— Assignment 1 —
In the court excerpt, rewrite the paragraph beginning "Contrarily, the records submitted on September 30th" as a short bulleted list that keeps its main facts.
— Assignment 2 —
Summarize the court excerpt in two sentences.
— Assignment 3 —
According to the court excerpt, which surgeries do the records submitted on September 30th describe?

Contrarily, the records submitted on September 30th provide intimate medical detail of both the hip and knee surgeries, and the conditions which made them necessary. (See Def. Ex., Dkt. No. 8:3) Also, by neglecting to associate the September 30th submissions with the administrative transcript, it would appear the Council failed to consider a substantial portion, if not all, of Stevely's legal arguments submitted therein. In considering these overlooked submissions and arguments it is entirely possible that the Council could reconsider its decision to deny review of Judge Katzman's decision.

— Given entries —
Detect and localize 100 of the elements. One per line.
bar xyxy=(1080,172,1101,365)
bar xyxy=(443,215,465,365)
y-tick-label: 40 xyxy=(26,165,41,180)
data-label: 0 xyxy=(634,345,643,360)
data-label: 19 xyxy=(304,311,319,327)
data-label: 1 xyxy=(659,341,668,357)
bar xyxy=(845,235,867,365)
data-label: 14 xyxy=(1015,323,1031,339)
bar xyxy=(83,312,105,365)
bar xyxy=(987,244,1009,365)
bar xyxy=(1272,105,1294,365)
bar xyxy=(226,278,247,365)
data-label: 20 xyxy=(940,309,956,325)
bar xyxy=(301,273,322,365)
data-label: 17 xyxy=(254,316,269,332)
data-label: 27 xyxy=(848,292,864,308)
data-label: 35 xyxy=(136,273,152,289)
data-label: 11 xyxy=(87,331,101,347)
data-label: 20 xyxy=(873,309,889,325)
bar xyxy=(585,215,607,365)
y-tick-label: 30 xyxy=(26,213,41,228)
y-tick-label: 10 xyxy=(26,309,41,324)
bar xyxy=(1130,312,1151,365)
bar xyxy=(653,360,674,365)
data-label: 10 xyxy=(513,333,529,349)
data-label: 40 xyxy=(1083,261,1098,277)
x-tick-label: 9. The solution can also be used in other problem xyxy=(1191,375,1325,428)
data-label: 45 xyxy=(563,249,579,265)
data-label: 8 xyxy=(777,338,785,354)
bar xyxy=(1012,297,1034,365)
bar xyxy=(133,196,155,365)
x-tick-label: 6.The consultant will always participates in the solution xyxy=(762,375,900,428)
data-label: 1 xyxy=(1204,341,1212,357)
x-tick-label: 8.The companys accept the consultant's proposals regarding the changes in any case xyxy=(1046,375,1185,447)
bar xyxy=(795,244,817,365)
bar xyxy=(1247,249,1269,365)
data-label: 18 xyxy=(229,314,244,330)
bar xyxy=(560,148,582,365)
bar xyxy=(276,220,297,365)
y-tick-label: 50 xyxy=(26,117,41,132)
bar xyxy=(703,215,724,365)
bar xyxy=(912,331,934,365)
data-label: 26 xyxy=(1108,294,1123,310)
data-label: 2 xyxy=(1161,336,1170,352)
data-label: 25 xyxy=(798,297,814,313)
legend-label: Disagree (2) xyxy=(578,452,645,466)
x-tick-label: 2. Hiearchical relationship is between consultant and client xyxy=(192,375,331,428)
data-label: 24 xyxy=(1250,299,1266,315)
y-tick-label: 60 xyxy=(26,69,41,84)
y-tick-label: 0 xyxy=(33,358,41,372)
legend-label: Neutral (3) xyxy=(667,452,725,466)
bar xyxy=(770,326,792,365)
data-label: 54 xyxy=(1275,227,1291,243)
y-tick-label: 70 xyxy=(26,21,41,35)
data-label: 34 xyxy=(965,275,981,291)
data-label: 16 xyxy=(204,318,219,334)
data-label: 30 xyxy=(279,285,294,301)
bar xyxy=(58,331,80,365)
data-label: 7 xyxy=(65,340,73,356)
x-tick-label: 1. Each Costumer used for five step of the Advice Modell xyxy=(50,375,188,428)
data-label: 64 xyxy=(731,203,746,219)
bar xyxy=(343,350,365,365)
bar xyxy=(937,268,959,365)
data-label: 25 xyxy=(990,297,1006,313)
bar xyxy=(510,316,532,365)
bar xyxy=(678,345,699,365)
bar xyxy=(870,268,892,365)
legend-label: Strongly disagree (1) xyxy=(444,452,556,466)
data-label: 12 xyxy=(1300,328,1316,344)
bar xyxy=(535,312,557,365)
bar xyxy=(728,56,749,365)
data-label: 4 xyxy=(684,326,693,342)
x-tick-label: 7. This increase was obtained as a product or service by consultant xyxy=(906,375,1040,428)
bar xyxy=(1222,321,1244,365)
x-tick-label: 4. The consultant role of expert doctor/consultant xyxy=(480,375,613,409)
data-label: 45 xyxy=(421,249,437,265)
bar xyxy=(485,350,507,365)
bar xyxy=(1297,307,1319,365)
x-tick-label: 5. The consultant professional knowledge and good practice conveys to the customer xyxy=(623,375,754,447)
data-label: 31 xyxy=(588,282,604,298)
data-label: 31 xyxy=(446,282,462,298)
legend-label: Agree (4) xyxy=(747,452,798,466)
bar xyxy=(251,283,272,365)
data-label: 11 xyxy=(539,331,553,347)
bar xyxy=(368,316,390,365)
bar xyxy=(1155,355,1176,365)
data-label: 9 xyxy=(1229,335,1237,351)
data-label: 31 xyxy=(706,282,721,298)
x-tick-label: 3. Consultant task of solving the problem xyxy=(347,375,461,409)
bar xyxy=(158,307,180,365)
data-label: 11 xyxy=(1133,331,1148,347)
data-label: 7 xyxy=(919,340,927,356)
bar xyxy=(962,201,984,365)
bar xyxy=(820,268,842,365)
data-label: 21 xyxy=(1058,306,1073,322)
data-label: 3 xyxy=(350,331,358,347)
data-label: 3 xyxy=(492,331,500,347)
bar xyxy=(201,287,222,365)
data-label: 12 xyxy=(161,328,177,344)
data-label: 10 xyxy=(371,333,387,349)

— Solution 1 —
- The September 30th records give detailed medical information on the hip and knee surgeries and the conditions that required them.
- Because the Council did not associate these submissions with the administrative transcript, it apparently failed to consider much or all of Stevely's legal arguments in them.
- If it considers these submissions and arguments, the Council could reconsider its decision to deny review of Judge Katzman's decision.

— Solution 2 —
The records submitted on September 30th contain detailed medical information about the hip and knee surgeries, but the Council apparently did not associate them with the administrative transcript and so failed to consider much or all of Stevely's legal arguments. If it considers these overlooked submissions, the Council could reconsider its decision to deny review of Judge Katzman's decision.

— Solution 3 —
The hip and knee surgeries.